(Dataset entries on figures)
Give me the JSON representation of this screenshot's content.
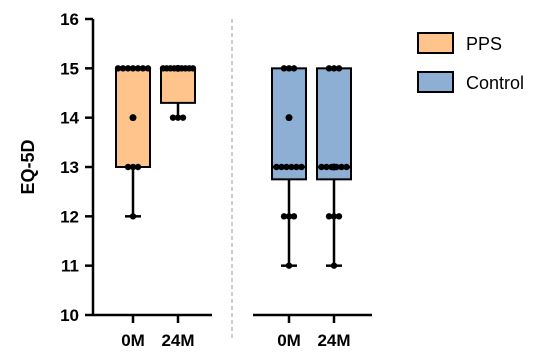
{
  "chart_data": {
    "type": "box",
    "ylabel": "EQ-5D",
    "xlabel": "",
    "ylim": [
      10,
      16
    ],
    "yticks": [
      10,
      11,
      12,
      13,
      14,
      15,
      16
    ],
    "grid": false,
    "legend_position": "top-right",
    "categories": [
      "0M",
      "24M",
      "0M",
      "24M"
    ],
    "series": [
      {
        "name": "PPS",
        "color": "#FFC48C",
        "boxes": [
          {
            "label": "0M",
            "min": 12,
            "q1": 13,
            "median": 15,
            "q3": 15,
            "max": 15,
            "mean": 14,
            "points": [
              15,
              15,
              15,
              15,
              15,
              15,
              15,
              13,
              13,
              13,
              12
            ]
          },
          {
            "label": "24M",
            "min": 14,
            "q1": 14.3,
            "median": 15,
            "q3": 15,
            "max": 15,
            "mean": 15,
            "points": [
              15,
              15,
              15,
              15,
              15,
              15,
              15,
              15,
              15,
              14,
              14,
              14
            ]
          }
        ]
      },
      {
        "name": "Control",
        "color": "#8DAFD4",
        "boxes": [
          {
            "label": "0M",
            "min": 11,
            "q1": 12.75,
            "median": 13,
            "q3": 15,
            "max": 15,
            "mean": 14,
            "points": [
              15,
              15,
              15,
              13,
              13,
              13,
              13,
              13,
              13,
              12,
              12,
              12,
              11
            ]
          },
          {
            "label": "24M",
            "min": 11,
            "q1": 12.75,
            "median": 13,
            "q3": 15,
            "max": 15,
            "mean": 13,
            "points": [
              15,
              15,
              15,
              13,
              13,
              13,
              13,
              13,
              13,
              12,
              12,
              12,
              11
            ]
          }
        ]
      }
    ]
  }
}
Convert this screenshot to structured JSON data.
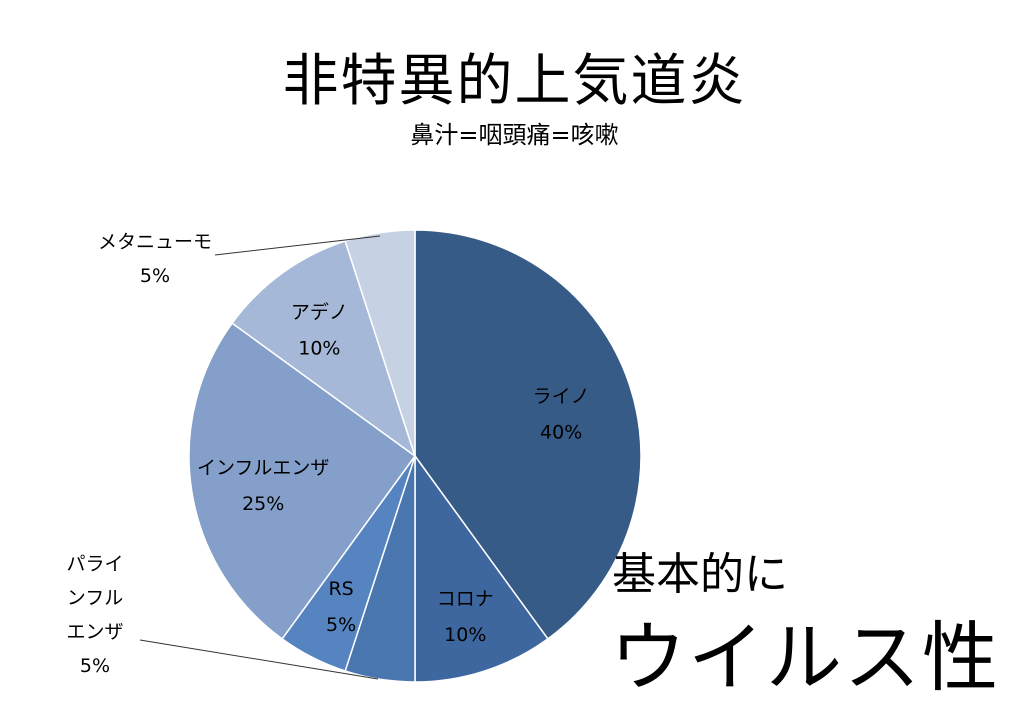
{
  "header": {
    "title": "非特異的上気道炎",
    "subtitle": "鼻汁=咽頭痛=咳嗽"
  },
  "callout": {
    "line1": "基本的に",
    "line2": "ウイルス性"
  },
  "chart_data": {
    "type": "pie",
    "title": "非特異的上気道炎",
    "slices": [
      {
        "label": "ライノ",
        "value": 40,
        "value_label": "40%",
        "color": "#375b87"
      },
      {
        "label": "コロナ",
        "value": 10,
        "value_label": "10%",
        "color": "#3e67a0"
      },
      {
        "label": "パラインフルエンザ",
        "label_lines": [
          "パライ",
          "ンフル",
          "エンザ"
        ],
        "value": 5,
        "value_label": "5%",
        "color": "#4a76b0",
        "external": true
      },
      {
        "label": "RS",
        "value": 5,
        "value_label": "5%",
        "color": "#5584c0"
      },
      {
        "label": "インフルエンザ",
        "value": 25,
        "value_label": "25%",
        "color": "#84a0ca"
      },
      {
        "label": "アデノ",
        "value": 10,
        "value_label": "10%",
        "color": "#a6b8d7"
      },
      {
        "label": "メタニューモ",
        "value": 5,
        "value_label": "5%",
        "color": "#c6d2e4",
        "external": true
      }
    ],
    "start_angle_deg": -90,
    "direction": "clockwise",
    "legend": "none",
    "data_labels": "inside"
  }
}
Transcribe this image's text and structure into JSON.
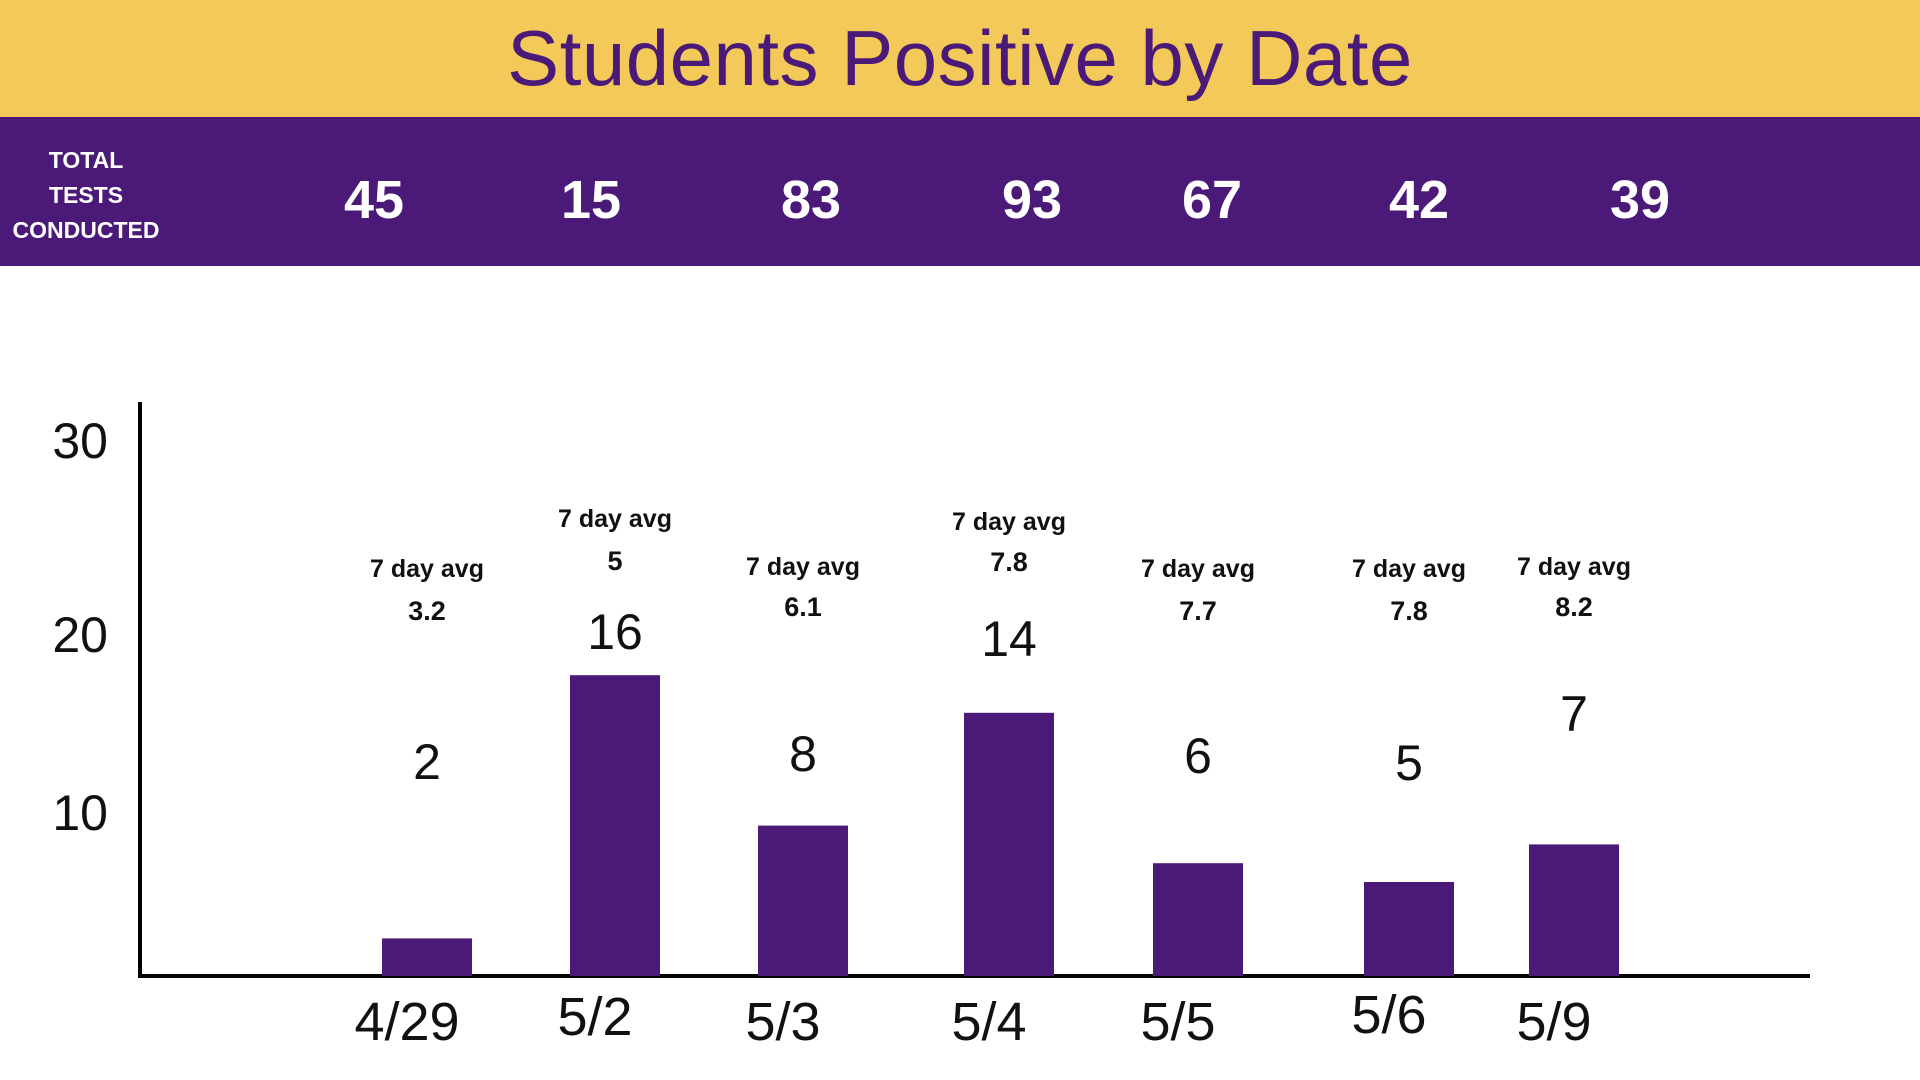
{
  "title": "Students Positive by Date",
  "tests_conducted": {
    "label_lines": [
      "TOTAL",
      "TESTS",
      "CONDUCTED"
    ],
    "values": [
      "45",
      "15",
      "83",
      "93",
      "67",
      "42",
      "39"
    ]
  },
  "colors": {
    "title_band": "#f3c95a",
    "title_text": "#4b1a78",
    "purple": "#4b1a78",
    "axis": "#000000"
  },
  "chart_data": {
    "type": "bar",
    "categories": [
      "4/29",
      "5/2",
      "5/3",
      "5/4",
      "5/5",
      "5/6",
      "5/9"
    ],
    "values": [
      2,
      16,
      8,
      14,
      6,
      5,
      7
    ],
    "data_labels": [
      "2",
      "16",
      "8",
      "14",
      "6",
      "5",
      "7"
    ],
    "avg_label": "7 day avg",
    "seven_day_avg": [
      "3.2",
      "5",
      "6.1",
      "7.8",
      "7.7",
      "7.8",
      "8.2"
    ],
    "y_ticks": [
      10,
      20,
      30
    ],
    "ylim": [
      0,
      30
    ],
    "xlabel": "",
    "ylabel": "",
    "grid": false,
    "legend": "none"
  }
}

> [WORK REQUIRED] Copy the listing over exactly, skipping the pictures it holds.

> [ANSWER TO THE TASK]
Give me the JSON representation of this screenshot's content.
{
  "chart_data": {
    "type": "box",
    "ylabel": "EQ-5D",
    "xlabel": "",
    "ylim": [
      10,
      16
    ],
    "yticks": [
      10,
      11,
      12,
      13,
      14,
      15,
      16
    ],
    "grid": false,
    "legend_position": "top-right",
    "categories": [
      "0M",
      "24M",
      "0M",
      "24M"
    ],
    "series": [
      {
        "name": "PPS",
        "color": "#FFC48C",
        "boxes": [
          {
            "label": "0M",
            "min": 12,
            "q1": 13,
            "median": 15,
            "q3": 15,
            "max": 15,
            "mean": 14,
            "points": [
              15,
              15,
              15,
              15,
              15,
              15,
              15,
              13,
              13,
              13,
              12
            ]
          },
          {
            "label": "24M",
            "min": 14,
            "q1": 14.3,
            "median": 15,
            "q3": 15,
            "max": 15,
            "mean": 15,
            "points": [
              15,
              15,
              15,
              15,
              15,
              15,
              15,
              15,
              15,
              14,
              14,
              14
            ]
          }
        ]
      },
      {
        "name": "Control",
        "color": "#8DAFD4",
        "boxes": [
          {
            "label": "0M",
            "min": 11,
            "q1": 12.75,
            "median": 13,
            "q3": 15,
            "max": 15,
            "mean": 14,
            "points": [
              15,
              15,
              15,
              13,
              13,
              13,
              13,
              13,
              13,
              12,
              12,
              12,
              11
            ]
          },
          {
            "label": "24M",
            "min": 11,
            "q1": 12.75,
            "median": 13,
            "q3": 15,
            "max": 15,
            "mean": 13,
            "points": [
              15,
              15,
              15,
              13,
              13,
              13,
              13,
              13,
              13,
              12,
              12,
              12,
              11
            ]
          }
        ]
      }
    ]
  }
}
Convert this screenshot to structured JSON data.
{
  "header": {
    "title": "非特異的上気道炎",
    "subtitle": "鼻汁=咽頭痛=咳嗽"
  },
  "callout": {
    "line1": "基本的に",
    "line2": "ウイルス性"
  },
  "chart_data": {
    "type": "pie",
    "title": "非特異的上気道炎",
    "slices": [
      {
        "label": "ライノ",
        "value": 40,
        "value_label": "40%",
        "color": "#375b87"
      },
      {
        "label": "コロナ",
        "value": 10,
        "value_label": "10%",
        "color": "#3e67a0"
      },
      {
        "label": "パラインフルエンザ",
        "label_lines": [
          "パライ",
          "ンフル",
          "エンザ"
        ],
        "value": 5,
        "value_label": "5%",
        "color": "#4a76b0",
        "external": true
      },
      {
        "label": "RS",
        "value": 5,
        "value_label": "5%",
        "color": "#5584c0"
      },
      {
        "label": "インフルエンザ",
        "value": 25,
        "value_label": "25%",
        "color": "#84a0ca"
      },
      {
        "label": "アデノ",
        "value": 10,
        "value_label": "10%",
        "color": "#a6b8d7"
      },
      {
        "label": "メタニューモ",
        "value": 5,
        "value_label": "5%",
        "color": "#c6d2e4",
        "external": true
      }
    ],
    "start_angle_deg": -90,
    "direction": "clockwise",
    "legend": "none",
    "data_labels": "inside"
  }
}
Transcribe this image's text and structure into JSON.
{
  "title": "Students Positive by Date",
  "tests_conducted": {
    "label_lines": [
      "TOTAL",
      "TESTS",
      "CONDUCTED"
    ],
    "values": [
      "45",
      "15",
      "83",
      "93",
      "67",
      "42",
      "39"
    ]
  },
  "colors": {
    "title_band": "#f3c95a",
    "title_text": "#4b1a78",
    "purple": "#4b1a78",
    "axis": "#000000"
  },
  "chart_data": {
    "type": "bar",
    "categories": [
      "4/29",
      "5/2",
      "5/3",
      "5/4",
      "5/5",
      "5/6",
      "5/9"
    ],
    "values": [
      2,
      16,
      8,
      14,
      6,
      5,
      7
    ],
    "data_labels": [
      "2",
      "16",
      "8",
      "14",
      "6",
      "5",
      "7"
    ],
    "avg_label": "7 day avg",
    "seven_day_avg": [
      "3.2",
      "5",
      "6.1",
      "7.8",
      "7.7",
      "7.8",
      "8.2"
    ],
    "y_ticks": [
      10,
      20,
      30
    ],
    "ylim": [
      0,
      30
    ],
    "xlabel": "",
    "ylabel": "",
    "grid": false,
    "legend": "none"
  }
}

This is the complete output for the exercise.